Task brief:
Copy all the material that follows, keeping every character the same.

Entries from a dataset
>>>>
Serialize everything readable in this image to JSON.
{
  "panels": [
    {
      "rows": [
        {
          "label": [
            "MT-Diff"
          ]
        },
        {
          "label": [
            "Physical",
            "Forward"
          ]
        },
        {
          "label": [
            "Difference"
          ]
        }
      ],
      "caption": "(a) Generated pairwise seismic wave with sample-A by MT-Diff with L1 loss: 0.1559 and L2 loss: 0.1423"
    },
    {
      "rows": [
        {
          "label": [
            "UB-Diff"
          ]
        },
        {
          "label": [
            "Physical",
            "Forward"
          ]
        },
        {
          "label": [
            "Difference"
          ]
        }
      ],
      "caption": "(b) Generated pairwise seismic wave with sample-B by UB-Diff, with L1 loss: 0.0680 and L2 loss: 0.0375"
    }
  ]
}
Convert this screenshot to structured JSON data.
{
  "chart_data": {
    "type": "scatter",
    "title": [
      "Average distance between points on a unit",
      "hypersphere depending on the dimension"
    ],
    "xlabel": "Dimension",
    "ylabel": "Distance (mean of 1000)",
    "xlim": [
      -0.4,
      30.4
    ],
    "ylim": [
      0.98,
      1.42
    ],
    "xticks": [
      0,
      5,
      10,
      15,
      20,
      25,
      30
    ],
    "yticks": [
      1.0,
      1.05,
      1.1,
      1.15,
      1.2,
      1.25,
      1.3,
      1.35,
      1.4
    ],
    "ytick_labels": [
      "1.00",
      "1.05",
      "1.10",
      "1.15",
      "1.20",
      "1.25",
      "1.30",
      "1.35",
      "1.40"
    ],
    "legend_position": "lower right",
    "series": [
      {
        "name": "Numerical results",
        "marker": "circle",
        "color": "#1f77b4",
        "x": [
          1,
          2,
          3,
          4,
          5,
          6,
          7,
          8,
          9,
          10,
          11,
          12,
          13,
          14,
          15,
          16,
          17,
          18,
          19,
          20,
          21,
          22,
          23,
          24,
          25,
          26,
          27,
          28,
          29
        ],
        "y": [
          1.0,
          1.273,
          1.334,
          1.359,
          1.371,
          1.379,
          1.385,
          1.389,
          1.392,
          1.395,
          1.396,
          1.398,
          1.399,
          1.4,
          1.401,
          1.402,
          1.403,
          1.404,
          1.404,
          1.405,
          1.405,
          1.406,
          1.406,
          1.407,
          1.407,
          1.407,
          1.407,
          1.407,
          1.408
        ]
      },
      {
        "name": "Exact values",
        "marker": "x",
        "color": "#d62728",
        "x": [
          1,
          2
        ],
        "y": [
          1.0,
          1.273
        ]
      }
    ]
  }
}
<<<<
Final result:
Serialize everything readable in this image to JSON.
{
  "panels": [
    {
      "rows": [
        {
          "label": [
            "MT-Diff"
          ]
        },
        {
          "label": [
            "Physical",
            "Forward"
          ]
        },
        {
          "label": [
            "Difference"
          ]
        }
      ],
      "caption": "(a) Generated pairwise seismic wave with sample-A by MT-Diff with L1 loss: 0.1559 and L2 loss: 0.1423"
    },
    {
      "rows": [
        {
          "label": [
            "UB-Diff"
          ]
        },
        {
          "label": [
            "Physical",
            "Forward"
          ]
        },
        {
          "label": [
            "Difference"
          ]
        }
      ],
      "caption": "(b) Generated pairwise seismic wave with sample-B by UB-Diff, with L1 loss: 0.0680 and L2 loss: 0.0375"
    }
  ]
}
Convert this screenshot to structured JSON data.
{
  "chart_data": {
    "type": "scatter",
    "title": [
      "Average distance between points on a unit",
      "hypersphere depending on the dimension"
    ],
    "xlabel": "Dimension",
    "ylabel": "Distance (mean of 1000)",
    "xlim": [
      -0.4,
      30.4
    ],
    "ylim": [
      0.98,
      1.42
    ],
    "xticks": [
      0,
      5,
      10,
      15,
      20,
      25,
      30
    ],
    "yticks": [
      1.0,
      1.05,
      1.1,
      1.15,
      1.2,
      1.25,
      1.3,
      1.35,
      1.4
    ],
    "ytick_labels": [
      "1.00",
      "1.05",
      "1.10",
      "1.15",
      "1.20",
      "1.25",
      "1.30",
      "1.35",
      "1.40"
    ],
    "legend_position": "lower right",
    "series": [
      {
        "name": "Numerical results",
        "marker": "circle",
        "color": "#1f77b4",
        "x": [
          1,
          2,
          3,
          4,
          5,
          6,
          7,
          8,
          9,
          10,
          11,
          12,
          13,
          14,
          15,
          16,
          17,
          18,
          19,
          20,
          21,
          22,
          23,
          24,
          25,
          26,
          27,
          28,
          29
        ],
        "y": [
          1.0,
          1.273,
          1.334,
          1.359,
          1.371,
          1.379,
          1.385,
          1.389,
          1.392,
          1.395,
          1.396,
          1.398,
          1.399,
          1.4,
          1.401,
          1.402,
          1.403,
          1.404,
          1.404,
          1.405,
          1.405,
          1.406,
          1.406,
          1.407,
          1.407,
          1.407,
          1.407,
          1.407,
          1.408
        ]
      },
      {
        "name": "Exact values",
        "marker": "x",
        "color": "#d62728",
        "x": [
          1,
          2
        ],
        "y": [
          1.0,
          1.273
        ]
      }
    ]
  }
}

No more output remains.